Take each line containing the word "structured" and copy it.

--- Begin SUPPLIED DATA ---

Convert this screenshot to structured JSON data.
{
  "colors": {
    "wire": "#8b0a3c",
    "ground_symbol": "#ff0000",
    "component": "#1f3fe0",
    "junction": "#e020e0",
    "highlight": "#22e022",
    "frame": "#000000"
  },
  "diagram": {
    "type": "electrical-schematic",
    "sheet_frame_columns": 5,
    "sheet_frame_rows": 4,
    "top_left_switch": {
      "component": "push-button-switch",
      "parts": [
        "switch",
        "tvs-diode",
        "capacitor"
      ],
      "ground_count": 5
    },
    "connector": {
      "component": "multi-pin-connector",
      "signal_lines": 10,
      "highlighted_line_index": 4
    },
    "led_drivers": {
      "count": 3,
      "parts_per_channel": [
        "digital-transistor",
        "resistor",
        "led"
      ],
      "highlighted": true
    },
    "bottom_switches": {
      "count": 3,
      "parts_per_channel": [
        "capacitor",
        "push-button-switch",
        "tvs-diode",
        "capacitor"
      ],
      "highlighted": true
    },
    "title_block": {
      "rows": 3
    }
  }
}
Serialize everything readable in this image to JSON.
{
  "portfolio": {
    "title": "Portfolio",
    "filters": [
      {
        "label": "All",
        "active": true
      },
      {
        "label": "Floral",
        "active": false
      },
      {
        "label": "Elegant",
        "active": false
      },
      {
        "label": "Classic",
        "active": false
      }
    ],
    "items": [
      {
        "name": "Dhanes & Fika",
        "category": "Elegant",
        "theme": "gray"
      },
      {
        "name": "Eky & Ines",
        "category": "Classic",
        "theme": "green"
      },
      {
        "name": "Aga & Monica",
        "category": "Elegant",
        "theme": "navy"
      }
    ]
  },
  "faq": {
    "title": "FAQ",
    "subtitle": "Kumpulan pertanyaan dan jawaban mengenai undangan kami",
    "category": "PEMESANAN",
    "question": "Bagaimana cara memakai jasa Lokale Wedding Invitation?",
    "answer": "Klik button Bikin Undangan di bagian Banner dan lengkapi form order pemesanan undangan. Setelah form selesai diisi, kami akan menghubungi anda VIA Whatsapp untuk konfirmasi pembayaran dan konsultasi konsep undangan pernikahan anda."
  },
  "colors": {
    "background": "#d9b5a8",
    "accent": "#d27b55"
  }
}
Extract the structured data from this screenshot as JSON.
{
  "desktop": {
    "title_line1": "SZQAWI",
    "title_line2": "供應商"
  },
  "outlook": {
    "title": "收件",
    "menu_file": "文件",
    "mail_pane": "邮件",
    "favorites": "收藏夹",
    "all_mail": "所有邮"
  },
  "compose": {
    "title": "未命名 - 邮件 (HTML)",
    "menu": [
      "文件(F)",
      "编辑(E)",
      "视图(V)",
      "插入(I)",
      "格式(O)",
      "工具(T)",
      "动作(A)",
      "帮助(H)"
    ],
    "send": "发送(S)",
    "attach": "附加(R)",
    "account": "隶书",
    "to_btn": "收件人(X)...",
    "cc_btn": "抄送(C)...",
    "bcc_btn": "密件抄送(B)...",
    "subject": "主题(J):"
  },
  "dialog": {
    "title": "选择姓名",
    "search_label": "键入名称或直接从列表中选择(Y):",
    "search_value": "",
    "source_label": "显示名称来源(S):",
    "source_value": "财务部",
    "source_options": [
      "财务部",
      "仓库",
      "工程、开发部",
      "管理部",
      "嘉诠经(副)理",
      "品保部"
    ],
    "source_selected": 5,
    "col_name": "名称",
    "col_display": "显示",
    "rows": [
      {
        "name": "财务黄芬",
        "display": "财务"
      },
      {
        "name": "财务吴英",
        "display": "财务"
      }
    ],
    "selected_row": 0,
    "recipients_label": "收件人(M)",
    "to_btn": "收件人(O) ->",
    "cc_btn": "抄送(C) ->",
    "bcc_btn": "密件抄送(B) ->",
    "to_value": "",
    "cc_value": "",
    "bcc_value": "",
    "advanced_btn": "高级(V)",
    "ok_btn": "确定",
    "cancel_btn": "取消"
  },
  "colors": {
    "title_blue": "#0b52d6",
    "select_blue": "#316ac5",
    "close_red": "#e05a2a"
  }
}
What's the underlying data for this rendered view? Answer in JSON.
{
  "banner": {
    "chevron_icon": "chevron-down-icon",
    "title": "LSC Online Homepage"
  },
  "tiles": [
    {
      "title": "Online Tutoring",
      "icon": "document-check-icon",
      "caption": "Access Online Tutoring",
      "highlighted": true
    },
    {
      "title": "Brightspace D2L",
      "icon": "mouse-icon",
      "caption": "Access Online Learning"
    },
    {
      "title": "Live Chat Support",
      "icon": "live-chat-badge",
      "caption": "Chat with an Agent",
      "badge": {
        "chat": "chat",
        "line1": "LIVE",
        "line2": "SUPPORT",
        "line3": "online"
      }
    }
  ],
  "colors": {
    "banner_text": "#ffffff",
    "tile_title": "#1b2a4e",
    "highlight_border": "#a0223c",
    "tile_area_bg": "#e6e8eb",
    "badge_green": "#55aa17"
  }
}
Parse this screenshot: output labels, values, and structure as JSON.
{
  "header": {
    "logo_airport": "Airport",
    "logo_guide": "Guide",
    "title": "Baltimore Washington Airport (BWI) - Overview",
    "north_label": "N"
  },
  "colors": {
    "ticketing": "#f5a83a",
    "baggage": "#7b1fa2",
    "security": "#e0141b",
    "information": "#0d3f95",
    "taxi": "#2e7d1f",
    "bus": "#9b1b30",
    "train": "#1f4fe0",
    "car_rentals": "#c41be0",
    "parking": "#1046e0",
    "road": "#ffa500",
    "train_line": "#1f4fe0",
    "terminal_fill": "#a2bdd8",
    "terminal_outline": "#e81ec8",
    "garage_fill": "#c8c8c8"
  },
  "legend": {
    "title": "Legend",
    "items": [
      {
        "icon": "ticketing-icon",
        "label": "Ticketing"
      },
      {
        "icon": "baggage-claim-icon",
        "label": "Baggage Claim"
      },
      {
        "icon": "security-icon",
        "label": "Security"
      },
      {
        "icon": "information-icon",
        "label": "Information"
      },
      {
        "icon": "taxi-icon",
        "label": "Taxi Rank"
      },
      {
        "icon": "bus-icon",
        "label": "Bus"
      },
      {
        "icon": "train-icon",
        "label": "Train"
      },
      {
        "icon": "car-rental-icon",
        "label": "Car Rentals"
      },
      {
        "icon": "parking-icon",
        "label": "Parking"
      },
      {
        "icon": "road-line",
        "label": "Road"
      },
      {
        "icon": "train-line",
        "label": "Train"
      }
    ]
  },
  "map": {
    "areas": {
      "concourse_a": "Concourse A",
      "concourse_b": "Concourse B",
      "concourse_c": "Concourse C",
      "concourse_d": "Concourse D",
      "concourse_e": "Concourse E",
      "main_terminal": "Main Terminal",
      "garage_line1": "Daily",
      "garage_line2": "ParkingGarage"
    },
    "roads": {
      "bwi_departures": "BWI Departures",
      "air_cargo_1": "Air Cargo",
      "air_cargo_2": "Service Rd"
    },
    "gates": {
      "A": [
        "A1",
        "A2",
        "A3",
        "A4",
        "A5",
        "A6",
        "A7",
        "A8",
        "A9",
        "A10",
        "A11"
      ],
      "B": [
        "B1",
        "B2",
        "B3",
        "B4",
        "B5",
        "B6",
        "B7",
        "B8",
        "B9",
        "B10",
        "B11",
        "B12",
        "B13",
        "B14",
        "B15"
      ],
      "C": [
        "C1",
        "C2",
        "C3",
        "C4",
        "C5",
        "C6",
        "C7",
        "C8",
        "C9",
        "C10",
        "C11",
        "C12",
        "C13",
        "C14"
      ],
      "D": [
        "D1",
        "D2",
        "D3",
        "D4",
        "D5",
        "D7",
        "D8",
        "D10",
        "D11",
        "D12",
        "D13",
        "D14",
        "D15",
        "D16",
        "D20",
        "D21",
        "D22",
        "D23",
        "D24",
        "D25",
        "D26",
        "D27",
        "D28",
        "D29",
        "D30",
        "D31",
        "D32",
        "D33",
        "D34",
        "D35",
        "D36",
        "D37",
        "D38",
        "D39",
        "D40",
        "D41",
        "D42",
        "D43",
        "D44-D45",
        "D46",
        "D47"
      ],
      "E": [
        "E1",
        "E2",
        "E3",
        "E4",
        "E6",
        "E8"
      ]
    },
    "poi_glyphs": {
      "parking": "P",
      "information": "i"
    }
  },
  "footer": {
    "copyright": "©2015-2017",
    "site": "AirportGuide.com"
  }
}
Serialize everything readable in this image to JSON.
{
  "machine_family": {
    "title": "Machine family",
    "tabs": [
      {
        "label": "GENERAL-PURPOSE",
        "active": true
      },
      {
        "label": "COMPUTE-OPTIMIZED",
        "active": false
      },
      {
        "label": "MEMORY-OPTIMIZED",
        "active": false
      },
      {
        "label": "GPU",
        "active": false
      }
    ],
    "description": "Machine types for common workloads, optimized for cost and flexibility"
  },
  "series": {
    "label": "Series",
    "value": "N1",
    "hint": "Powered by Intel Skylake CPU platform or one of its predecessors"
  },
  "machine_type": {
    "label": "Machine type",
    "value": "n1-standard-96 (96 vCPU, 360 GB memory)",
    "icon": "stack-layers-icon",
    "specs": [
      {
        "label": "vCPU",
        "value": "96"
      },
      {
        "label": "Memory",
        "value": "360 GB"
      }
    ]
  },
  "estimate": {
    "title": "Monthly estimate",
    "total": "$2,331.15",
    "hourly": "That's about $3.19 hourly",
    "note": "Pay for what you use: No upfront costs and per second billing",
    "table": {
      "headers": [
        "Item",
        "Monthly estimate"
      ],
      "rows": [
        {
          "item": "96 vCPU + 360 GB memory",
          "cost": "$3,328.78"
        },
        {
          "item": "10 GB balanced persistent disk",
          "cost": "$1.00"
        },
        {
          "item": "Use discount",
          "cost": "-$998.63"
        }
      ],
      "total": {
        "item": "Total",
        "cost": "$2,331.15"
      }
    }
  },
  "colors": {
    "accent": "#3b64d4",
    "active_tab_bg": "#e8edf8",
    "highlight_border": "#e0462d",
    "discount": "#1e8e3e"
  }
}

--- End SUPPLIED DATA ---

[THE RESPONSE]
Convert this screenshot to structured JSON data.
Extract the structured data from this screenshot as JSON.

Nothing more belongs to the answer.